##### ENTRIES SUPPLIED #####

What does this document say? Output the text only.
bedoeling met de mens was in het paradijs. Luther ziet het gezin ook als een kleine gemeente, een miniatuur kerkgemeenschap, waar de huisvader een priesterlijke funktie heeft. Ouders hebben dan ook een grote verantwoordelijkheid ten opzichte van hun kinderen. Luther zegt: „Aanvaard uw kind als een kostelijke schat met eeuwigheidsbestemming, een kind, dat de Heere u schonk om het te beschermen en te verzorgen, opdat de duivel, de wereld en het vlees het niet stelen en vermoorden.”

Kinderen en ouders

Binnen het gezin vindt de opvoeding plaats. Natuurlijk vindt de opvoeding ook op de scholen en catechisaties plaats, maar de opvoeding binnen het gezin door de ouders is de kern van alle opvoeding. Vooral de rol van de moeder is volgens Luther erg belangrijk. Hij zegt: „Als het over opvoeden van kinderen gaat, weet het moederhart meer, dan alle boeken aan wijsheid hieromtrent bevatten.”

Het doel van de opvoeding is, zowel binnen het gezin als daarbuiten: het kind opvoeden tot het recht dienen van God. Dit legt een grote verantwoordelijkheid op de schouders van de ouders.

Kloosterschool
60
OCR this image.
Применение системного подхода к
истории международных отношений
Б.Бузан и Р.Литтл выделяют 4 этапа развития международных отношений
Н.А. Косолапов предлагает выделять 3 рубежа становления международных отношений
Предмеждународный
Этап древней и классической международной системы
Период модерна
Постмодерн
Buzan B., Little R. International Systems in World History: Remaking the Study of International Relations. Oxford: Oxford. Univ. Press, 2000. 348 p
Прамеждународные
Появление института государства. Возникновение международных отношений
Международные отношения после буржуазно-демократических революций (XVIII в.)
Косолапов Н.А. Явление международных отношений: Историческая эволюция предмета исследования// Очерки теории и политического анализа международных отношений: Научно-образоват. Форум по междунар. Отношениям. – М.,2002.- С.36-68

#####

* [TASK REQUIREMENTS]: Repeat every record, exactly as written.

* [EXERCISE SOLUTION]:
What does this document say? Output the text only.
bedoeling met de mens was in het paradijs. Luther ziet het gezin ook als een kleine gemeente, een miniatuur kerkgemeenschap, waar de huisvader een priesterlijke funktie heeft. Ouders hebben dan ook een grote verantwoordelijkheid ten opzichte van hun kinderen. Luther zegt: „Aanvaard uw kind als een kostelijke schat met eeuwigheidsbestemming, een kind, dat de Heere u schonk om het te beschermen en te verzorgen, opdat de duivel, de wereld en het vlees het niet stelen en vermoorden.”

Kinderen en ouders

Binnen het gezin vindt de opvoeding plaats. Natuurlijk vindt de opvoeding ook op de scholen en catechisaties plaats, maar de opvoeding binnen het gezin door de ouders is de kern van alle opvoeding. Vooral de rol van de moeder is volgens Luther erg belangrijk. Hij zegt: „Als het over opvoeden van kinderen gaat, weet het moederhart meer, dan alle boeken aan wijsheid hieromtrent bevatten.”

Het doel van de opvoeding is, zowel binnen het gezin als daarbuiten: het kind opvoeden tot het recht dienen van God. Dit legt een grote verantwoordelijkheid op de schouders van de ouders.

Kloosterschool
60
OCR this image.
Применение системного подхода к
истории международных отношений
Б.Бузан и Р.Литтл выделяют 4 этапа развития международных отношений
Н.А. Косолапов предлагает выделять 3 рубежа становления международных отношений
Предмеждународный
Этап древней и классической международной системы
Период модерна
Постмодерн
Buzan B., Little R. International Systems in World History: Remaking the Study of International Relations. Oxford: Oxford. Univ. Press, 2000. 348 p
Прамеждународные
Появление института государства. Возникновение международных отношений
Международные отношения после буржуазно-демократических революций (XVIII в.)
Косолапов Н.А. Явление международных отношений: Историческая эволюция предмета исследования// Очерки теории и политического анализа международных отношений: Научно-образоват. Форум по междунар. Отношениям. – М.,2002.- С.36-68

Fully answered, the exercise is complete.